_Problem statement_: Go through the listing and pick out each line with the word "receive" in it.

◇ ◇ ◇ ◇ ◇

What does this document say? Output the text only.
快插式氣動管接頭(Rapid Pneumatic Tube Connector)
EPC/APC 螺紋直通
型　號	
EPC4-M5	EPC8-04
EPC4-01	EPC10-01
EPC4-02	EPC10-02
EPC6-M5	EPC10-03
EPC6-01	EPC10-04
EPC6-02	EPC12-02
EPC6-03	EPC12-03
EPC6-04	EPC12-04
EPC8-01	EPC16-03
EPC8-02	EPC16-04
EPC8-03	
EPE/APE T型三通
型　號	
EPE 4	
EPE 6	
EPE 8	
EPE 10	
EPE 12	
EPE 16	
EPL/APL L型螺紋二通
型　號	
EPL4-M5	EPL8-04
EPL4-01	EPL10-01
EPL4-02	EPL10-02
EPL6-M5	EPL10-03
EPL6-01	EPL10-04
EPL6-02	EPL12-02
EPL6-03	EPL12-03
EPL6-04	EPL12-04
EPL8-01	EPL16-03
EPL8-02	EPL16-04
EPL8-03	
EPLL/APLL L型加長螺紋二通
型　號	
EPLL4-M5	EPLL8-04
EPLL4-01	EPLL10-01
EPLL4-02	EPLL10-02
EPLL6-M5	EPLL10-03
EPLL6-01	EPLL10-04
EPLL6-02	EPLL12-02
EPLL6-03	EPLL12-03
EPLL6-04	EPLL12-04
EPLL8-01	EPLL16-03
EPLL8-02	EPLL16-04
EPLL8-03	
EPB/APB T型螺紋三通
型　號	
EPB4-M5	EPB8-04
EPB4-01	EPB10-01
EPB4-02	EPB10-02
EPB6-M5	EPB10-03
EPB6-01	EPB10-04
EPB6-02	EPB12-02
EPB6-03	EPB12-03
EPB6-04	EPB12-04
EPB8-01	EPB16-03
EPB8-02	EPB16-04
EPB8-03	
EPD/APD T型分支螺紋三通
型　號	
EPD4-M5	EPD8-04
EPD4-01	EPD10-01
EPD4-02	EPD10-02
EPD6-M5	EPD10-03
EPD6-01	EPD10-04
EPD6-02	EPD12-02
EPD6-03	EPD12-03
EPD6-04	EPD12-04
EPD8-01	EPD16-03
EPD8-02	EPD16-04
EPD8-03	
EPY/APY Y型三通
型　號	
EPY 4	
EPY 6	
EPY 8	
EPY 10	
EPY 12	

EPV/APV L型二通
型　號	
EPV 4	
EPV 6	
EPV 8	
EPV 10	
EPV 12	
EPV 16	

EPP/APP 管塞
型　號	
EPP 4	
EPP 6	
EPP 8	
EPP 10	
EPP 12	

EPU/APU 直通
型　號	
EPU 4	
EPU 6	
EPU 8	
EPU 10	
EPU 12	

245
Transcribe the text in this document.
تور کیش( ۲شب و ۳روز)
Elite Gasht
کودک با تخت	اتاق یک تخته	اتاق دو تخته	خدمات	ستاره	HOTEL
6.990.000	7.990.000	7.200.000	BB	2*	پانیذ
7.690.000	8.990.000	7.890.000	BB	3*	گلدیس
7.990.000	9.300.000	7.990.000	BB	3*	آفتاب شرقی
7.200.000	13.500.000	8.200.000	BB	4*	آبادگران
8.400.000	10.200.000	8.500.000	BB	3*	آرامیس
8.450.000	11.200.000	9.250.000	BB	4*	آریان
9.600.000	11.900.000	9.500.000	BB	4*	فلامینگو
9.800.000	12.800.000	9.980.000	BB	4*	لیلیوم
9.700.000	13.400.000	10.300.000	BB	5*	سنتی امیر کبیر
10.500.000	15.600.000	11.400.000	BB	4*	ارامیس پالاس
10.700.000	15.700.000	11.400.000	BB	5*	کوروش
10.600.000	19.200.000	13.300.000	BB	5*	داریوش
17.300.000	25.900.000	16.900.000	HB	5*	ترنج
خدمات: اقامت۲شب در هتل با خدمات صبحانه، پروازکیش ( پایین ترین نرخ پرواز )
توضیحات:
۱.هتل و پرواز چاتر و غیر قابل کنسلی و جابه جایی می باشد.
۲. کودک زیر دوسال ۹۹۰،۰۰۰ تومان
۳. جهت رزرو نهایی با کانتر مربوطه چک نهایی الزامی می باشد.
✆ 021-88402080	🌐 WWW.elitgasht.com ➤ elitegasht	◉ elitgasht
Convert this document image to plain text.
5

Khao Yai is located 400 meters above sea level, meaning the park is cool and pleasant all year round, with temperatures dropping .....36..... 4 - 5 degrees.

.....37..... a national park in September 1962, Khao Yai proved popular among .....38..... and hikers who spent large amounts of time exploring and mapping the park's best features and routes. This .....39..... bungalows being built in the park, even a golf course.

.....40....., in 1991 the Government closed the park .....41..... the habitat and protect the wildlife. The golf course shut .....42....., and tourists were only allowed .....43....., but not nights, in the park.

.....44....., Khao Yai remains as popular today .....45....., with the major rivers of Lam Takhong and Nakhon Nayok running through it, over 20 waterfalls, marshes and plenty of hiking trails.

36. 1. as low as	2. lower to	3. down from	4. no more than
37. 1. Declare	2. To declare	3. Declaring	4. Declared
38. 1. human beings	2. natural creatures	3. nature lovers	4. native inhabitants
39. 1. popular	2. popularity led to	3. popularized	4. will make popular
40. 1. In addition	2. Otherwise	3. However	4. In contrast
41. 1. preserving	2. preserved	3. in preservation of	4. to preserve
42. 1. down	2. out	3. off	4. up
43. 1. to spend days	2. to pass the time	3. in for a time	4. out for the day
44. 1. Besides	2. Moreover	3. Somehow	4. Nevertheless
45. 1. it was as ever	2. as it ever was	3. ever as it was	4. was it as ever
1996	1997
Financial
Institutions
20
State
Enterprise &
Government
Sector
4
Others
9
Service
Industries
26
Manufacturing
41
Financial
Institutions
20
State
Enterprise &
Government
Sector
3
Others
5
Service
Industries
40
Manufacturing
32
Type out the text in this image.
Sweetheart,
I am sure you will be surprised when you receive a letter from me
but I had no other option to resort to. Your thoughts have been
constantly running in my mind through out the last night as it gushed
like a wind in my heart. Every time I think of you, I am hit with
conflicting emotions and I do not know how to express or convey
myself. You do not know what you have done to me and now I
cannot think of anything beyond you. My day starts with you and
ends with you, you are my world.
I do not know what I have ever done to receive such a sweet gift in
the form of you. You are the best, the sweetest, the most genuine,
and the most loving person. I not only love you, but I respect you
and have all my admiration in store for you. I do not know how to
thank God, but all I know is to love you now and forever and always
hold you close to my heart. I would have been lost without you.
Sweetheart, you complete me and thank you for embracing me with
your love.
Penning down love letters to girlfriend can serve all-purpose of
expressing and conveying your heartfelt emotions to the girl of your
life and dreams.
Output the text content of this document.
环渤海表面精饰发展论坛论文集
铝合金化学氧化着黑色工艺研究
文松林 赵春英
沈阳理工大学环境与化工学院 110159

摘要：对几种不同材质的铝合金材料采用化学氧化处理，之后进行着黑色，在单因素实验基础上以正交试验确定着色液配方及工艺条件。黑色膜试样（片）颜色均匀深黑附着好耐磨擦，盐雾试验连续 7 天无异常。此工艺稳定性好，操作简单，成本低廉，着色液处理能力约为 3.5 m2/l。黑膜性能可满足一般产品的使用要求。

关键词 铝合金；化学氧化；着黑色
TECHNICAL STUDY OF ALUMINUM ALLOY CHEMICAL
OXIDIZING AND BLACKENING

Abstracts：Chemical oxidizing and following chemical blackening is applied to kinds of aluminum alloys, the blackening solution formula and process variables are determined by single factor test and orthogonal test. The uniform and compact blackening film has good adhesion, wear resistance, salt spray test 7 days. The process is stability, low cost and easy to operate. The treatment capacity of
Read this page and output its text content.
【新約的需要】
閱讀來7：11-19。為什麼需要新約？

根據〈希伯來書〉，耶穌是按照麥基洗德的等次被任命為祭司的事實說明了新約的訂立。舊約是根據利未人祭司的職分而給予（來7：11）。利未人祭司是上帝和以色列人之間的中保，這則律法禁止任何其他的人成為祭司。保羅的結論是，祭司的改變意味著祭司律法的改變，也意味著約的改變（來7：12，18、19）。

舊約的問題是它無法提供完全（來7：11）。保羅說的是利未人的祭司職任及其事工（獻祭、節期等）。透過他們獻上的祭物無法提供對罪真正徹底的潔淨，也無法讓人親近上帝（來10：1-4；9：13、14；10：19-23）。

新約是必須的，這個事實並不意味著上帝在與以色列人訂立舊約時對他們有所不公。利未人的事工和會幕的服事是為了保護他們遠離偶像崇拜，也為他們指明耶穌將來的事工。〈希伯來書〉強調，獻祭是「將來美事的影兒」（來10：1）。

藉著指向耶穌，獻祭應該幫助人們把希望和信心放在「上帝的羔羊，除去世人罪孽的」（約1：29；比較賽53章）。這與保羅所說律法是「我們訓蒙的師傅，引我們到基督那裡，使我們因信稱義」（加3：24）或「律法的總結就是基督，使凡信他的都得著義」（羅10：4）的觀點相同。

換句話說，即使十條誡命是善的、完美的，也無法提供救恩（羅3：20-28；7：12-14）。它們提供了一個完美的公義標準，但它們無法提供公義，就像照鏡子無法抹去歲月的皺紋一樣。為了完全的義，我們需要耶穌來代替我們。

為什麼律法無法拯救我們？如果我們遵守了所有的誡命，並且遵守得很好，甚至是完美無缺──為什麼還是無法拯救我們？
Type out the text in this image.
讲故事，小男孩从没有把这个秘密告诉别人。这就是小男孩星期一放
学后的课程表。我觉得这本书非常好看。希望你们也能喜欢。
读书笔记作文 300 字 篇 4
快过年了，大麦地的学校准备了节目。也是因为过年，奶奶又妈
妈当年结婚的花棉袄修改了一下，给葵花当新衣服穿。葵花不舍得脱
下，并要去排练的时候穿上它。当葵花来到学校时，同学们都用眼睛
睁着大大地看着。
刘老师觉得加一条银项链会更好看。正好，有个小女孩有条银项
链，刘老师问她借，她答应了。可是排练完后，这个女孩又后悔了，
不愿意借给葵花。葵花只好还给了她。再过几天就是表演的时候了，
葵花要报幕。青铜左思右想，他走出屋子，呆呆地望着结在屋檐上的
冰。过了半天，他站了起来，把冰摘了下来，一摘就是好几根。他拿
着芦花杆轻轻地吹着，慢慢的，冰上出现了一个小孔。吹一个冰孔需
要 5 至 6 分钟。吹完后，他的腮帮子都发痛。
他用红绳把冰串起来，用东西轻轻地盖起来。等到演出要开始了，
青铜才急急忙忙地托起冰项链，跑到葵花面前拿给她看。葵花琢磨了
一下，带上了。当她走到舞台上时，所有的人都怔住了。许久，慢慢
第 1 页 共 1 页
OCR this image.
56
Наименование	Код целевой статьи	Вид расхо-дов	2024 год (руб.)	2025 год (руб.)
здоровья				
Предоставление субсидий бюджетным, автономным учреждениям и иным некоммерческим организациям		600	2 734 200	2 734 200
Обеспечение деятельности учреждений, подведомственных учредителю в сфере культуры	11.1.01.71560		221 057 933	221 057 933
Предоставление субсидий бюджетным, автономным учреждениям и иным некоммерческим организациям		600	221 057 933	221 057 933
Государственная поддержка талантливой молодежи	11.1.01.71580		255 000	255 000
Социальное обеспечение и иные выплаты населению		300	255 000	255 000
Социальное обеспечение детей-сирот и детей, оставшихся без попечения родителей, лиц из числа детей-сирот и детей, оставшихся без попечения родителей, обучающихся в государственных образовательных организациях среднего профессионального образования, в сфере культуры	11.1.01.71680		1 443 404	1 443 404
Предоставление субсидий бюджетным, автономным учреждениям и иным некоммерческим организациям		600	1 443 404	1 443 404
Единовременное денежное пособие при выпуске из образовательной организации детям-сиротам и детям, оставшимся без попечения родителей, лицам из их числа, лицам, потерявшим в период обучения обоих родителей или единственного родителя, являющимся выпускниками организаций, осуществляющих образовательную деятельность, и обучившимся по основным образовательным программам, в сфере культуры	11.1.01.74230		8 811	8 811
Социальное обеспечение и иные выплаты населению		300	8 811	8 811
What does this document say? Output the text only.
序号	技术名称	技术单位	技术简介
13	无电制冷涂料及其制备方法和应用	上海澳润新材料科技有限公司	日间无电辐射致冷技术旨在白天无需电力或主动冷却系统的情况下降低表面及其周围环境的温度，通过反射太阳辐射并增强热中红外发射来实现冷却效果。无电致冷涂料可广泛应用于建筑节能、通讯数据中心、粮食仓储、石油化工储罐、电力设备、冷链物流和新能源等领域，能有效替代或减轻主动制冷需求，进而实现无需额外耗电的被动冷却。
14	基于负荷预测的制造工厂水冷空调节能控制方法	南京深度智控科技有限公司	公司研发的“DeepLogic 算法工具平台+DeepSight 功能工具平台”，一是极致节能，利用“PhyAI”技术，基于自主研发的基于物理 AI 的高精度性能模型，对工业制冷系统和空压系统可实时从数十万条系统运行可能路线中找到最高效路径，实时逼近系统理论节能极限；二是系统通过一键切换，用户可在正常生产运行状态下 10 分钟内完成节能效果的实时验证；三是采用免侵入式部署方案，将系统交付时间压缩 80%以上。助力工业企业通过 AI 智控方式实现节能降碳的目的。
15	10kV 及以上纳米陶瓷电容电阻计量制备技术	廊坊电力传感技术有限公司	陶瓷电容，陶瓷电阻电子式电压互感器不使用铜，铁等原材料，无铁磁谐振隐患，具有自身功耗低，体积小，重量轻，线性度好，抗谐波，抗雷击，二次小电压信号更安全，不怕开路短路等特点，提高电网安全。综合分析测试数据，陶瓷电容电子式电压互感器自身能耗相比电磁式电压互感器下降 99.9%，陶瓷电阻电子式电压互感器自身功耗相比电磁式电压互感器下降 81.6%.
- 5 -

◇ ◇ ◇ ◇ ◇

_Task result_:
I am sure you will be surprised when you receive a letter from me
I do not know what I have ever done to receive such a sweet gift in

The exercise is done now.